Thirty-five years ago when I was a new-mom, Pete and I were in a new city in a little apartment. He was in school and working. I was happy to be a mom, yet something was wrong. Really wrong. It was loneliness—crushing, piercing loneliness. I didn’t have one friend with a baby.
Later that year Pete and I had a chance to go on a mission trip in Guatemala. Early in the morning, I watched women meet at the corn grinder to grind corn into maize together. In the afternoon women worked on their weaving in the courtyards—again together.
One day when I looked out the window of our little house, I saw a group of Mayan women in their brightly woven skirts with baskets of laundry on their heads and babies strapped on their backs heading to the lake. I was curious, so I followed them. Standing up to their knees in the water with their children splashing alongside, the women scrubbed their clothes on the rocks. They talked and laughed.
As I watched, I had a moment of profound understanding. “Something is missing in my life and now I know what it is. It’s community. My poverty is a poverty of communal life.”

_____

# [Required work]
1. In the new-mom passage, what kind of poverty does the writer realize she has?
2. Continue the new-mom passage from where it stops.

# [Information]
_____

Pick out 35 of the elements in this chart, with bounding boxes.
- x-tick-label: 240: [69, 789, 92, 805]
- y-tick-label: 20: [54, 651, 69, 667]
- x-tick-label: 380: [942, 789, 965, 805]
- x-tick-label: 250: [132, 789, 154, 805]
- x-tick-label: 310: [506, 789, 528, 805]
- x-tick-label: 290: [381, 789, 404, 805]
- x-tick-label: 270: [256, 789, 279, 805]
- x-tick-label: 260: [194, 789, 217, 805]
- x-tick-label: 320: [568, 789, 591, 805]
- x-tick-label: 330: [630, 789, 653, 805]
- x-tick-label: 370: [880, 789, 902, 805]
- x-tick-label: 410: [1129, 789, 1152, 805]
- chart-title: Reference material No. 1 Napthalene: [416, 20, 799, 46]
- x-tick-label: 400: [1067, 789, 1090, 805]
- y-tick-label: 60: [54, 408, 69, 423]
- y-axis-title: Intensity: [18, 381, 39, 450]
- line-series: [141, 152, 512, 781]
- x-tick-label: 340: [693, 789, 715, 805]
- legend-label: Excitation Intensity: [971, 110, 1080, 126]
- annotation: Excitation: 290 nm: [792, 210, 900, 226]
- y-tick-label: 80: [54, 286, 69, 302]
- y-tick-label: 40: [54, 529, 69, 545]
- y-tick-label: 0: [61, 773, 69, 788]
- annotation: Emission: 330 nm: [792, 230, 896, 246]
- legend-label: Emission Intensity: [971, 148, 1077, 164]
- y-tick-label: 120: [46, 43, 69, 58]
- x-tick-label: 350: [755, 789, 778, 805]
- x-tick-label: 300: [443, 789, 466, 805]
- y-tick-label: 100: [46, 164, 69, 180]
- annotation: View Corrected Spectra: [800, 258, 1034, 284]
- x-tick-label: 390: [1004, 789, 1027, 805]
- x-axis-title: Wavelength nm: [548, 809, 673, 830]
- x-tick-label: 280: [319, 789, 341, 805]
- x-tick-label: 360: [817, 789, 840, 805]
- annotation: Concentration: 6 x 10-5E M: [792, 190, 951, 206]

_____

# [Answers given]
1. A poverty of communal life.

2.
Fast forward 25 years to 2012. My daughter Beth, a new mom, calls me one day and says, “Mom, I’m not going back to the mother’s group. I’ve been there three times, and all they talk about is their kids and what kind of diaper to buy. Isn’t there a place after college where women get together and talk about the real questions of life?”
I recognized in her voice that same loneliness I had as a new mom.
At that time, I had been giving talks to mother’s groups on the importance of reading. I found myself driving home from these talks sad. Women were not reading. In fact, not one woman was reading quality literature for her own enjoyment. I realized I wasn’t either. Everyone agreed that reading was important, but they said, “I don’t have time to read. I didn’t do well in my high school literature class. Where would I even start?”
I drove home sad because the talks I was giving only made the women feel guilty. The talks were a reminder of one more thing they were failing at.
So when Beth called that day, her desire for a place to talk about the real questions of life merged with my desire to read more, and Well-Read Mom was born.
The idea was simple. We would read books together. Beth would start a group with her friends in St. Paul and I would start one with my friends in Crosby, Minn. That was 10 years ago. Today there are over 500 groups across the nation.
I am passionate about women growing in friendship. We need each other. We need to have conversations that matter. We need to grow and mature. Cultural change begins with our conversion! St. Catherine of Sienna said, “Become who you are meant to be, and you will set the world on fire.”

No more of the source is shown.